### 課題と条件:
抜粋本文によると、評匠・岡村豊彦が注目したものは何か。

### 抜粋本文:
#####

本を読んで、文を書く。そのとき人は、いったい何について書いているのだろうか。そこでは何が出入りしているだろうか。
日々の暮らしの中で何気なくおこなうこともできてしまう読書行為というものをひとつの巨大な“謎”とみなし、重層的な読み書きの襞に幾度となく分け入ってきたのが松岡正剛だった。
イシス編集学校[破]の稽古は文体編集術に始まるが、そのフィナーレに待ち受けているのが松岡の名を冠した「セイゴオ知文術」である。千夜千冊の方法に倣って本を読み、知文として結実させるのがそこでの眼目となる。
とはいえ、ISIS-commissionが厳選した課題本をもとに、松岡にあやかりながら読み書きをかさねるのは、学衆にとってはもちろん、伴走する師範代にとっても容易なことではない。[破]で最初にぶつかる難所だ。
先日開催された伝習座「あやかり編集力」のあと、[破]指導陣はそのまま居残って、知文指南への理解をもう一段深めるためのレクチャーの場をもった。レクの担い手は、長らく[破]の指導に携わってきた評匠たち。ここでは、「モノ」を主軸に据えた評匠二人の知文語りをご紹介したい。
◆ 取捨選択の先の景色(岡村豊彦評匠)
手前の伝習座では、松岡が「心」ではなく「モノ」へのあやかりを圧倒的に重視していたことがあかされたが、評匠・岡村豊彦は「モノとしての本」の在り方に注目した。

#####

### 元データ:
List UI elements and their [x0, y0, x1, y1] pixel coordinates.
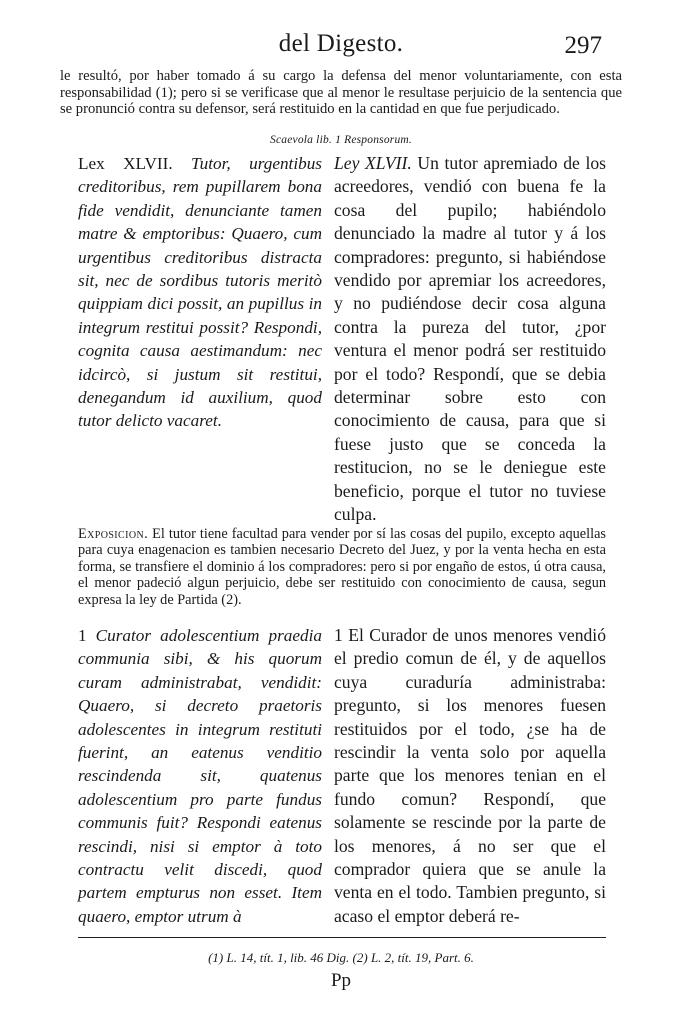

#####

### 解答例:
「モノとしての本」の在り方である。